▶ [SUPPLIED INFORMATION]
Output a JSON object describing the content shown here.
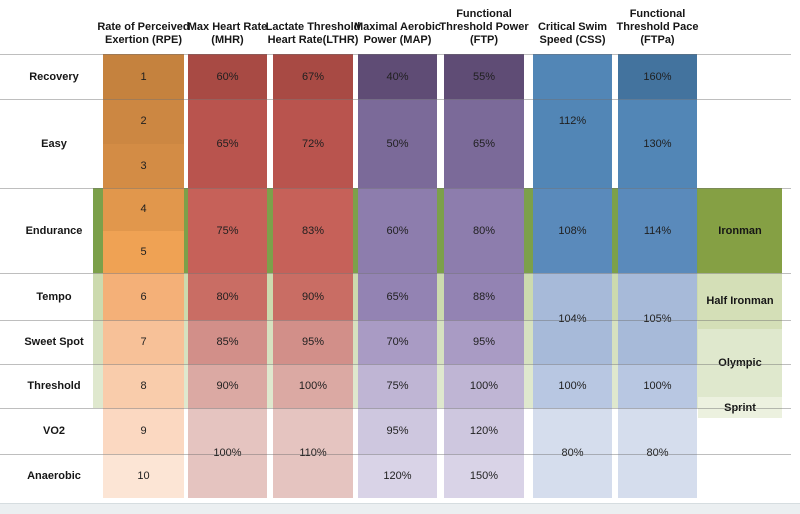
{
  "chart_data": {
    "type": "table",
    "description": "Training intensity zones table",
    "zone_rows": [
      {
        "label": "Recovery",
        "rows": [
          1,
          1
        ]
      },
      {
        "label": "Easy",
        "rows": [
          2,
          3
        ]
      },
      {
        "label": "Endurance",
        "rows": [
          4,
          5
        ]
      },
      {
        "label": "Tempo",
        "rows": [
          6,
          6
        ]
      },
      {
        "label": "Sweet Spot",
        "rows": [
          7,
          7
        ]
      },
      {
        "label": "Threshold",
        "rows": [
          8,
          8
        ]
      },
      {
        "label": "VO2",
        "rows": [
          9,
          9
        ]
      },
      {
        "label": "Anaerobic",
        "rows": [
          10,
          10
        ]
      }
    ],
    "columns": [
      {
        "id": "rpe",
        "header_lines": [
          "Rate of Perceived",
          "Exertion (RPE)"
        ],
        "cells": [
          [
            "1",
            1,
            1,
            "#c5823e"
          ],
          [
            "2",
            2,
            2,
            "#cc8742"
          ],
          [
            "3",
            3,
            3,
            "#d38c45"
          ],
          [
            "4",
            4,
            4,
            "#e1974c"
          ],
          [
            "5",
            5,
            5,
            "#efa254"
          ],
          [
            "6",
            6,
            6,
            "#f4b078"
          ],
          [
            "7",
            7,
            7,
            "#f7c198"
          ],
          [
            "8",
            8,
            8,
            "#f9ccab"
          ],
          [
            "9",
            9,
            9,
            "#fbd8c1"
          ],
          [
            "10",
            10,
            10,
            "#fce5d5"
          ]
        ]
      },
      {
        "id": "mhr",
        "header_lines": [
          "Max Heart Rate",
          "(MHR)"
        ],
        "cells": [
          [
            "60%",
            1,
            1,
            "#a84a44"
          ],
          [
            "65%",
            2,
            3,
            "#b9544e"
          ],
          [
            "75%",
            4,
            5,
            "#c66159"
          ],
          [
            "80%",
            6,
            6,
            "#c96d64"
          ],
          [
            "85%",
            7,
            7,
            "#d28f89"
          ],
          [
            "90%",
            8,
            8,
            "#dba9a3"
          ],
          [
            "100%",
            9,
            10,
            "#e5c4c0"
          ]
        ]
      },
      {
        "id": "lthr",
        "header_lines": [
          "Lactate Threshold",
          "Heart Rate(LTHR)"
        ],
        "cells": [
          [
            "67%",
            1,
            1,
            "#a84a44"
          ],
          [
            "72%",
            2,
            3,
            "#b9544e"
          ],
          [
            "83%",
            4,
            5,
            "#c66159"
          ],
          [
            "90%",
            6,
            6,
            "#c96d64"
          ],
          [
            "95%",
            7,
            7,
            "#d28f89"
          ],
          [
            "100%",
            8,
            8,
            "#dba9a3"
          ],
          [
            "110%",
            9,
            10,
            "#e5c4c0"
          ]
        ]
      },
      {
        "id": "map",
        "header_lines": [
          "Maximal Aerobic",
          "Power (MAP)"
        ],
        "cells": [
          [
            "40%",
            1,
            1,
            "#5f4c75"
          ],
          [
            "50%",
            2,
            3,
            "#7b6a99"
          ],
          [
            "60%",
            4,
            5,
            "#8d7dad"
          ],
          [
            "65%",
            6,
            6,
            "#9383b3"
          ],
          [
            "70%",
            7,
            7,
            "#a99bc4"
          ],
          [
            "75%",
            8,
            8,
            "#bfb5d4"
          ],
          [
            "95%",
            9,
            9,
            "#cec7df"
          ],
          [
            "120%",
            10,
            10,
            "#d9d3e7"
          ]
        ]
      },
      {
        "id": "ftp",
        "header_lines": [
          "Functional",
          "Threshold Power",
          "(FTP)"
        ],
        "cells": [
          [
            "55%",
            1,
            1,
            "#5f4c75"
          ],
          [
            "65%",
            2,
            3,
            "#7b6a99"
          ],
          [
            "80%",
            4,
            5,
            "#8d7dad"
          ],
          [
            "88%",
            6,
            6,
            "#9383b3"
          ],
          [
            "95%",
            7,
            7,
            "#a99bc4"
          ],
          [
            "100%",
            8,
            8,
            "#bfb5d4"
          ],
          [
            "120%",
            9,
            9,
            "#cec7df"
          ],
          [
            "150%",
            10,
            10,
            "#d9d3e7"
          ]
        ]
      },
      {
        "id": "css",
        "header_lines": [
          "Critical Swim",
          "Speed (CSS)"
        ],
        "cells": [
          [
            "112%",
            1,
            3,
            "#5286b6"
          ],
          [
            "108%",
            4,
            5,
            "#5a8abb"
          ],
          [
            "104%",
            6,
            7,
            "#a7bad9"
          ],
          [
            "100%",
            8,
            8,
            "#b8c7e2"
          ],
          [
            "80%",
            9,
            10,
            "#d5dded"
          ]
        ]
      },
      {
        "id": "ftpa",
        "header_lines": [
          "Functional",
          "Threshold Pace",
          "(FTPa)"
        ],
        "cells": [
          [
            "160%",
            1,
            1,
            "#43739e"
          ],
          [
            "130%",
            2,
            3,
            "#5286b6"
          ],
          [
            "114%",
            4,
            5,
            "#5a8abb"
          ],
          [
            "105%",
            6,
            7,
            "#a7bad9"
          ],
          [
            "100%",
            8,
            8,
            "#b8c7e2"
          ],
          [
            "80%",
            9,
            10,
            "#d5dded"
          ]
        ]
      }
    ],
    "race_bands": [
      {
        "label": "Ironman",
        "color": "#85a044"
      },
      {
        "label": "Half Ironman",
        "color": "#d4dfb7"
      },
      {
        "label": "Olympic",
        "color": "#dfe8cd"
      },
      {
        "label": "Sprint",
        "color": "#ecf1df"
      }
    ],
    "gap_bands": [
      {
        "rows": [
          4,
          5
        ],
        "color": "#7ca04a"
      },
      {
        "rows": [
          6,
          6
        ],
        "color": "#ccdaae"
      },
      {
        "rows": [
          7,
          7
        ],
        "color": "#d6e1c0"
      },
      {
        "rows": [
          8,
          8
        ],
        "color": "#dfe8ce"
      }
    ]
  }
}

▶ [AIM]
Within the material above, find the lines that contain the word "label"; copy them.

▶ [TASK SOLUTION]
        "label": "Recovery",
        "label": "Easy",
        "label": "Endurance",
        "label": "Tempo",
        "label": "Sweet Spot",
        "label": "Threshold",
        "label": "VO2",
        "label": "Anaerobic",
        "label": "Ironman",
        "label": "Half Ironman",
        "label": "Olympic",
        "label": "Sprint",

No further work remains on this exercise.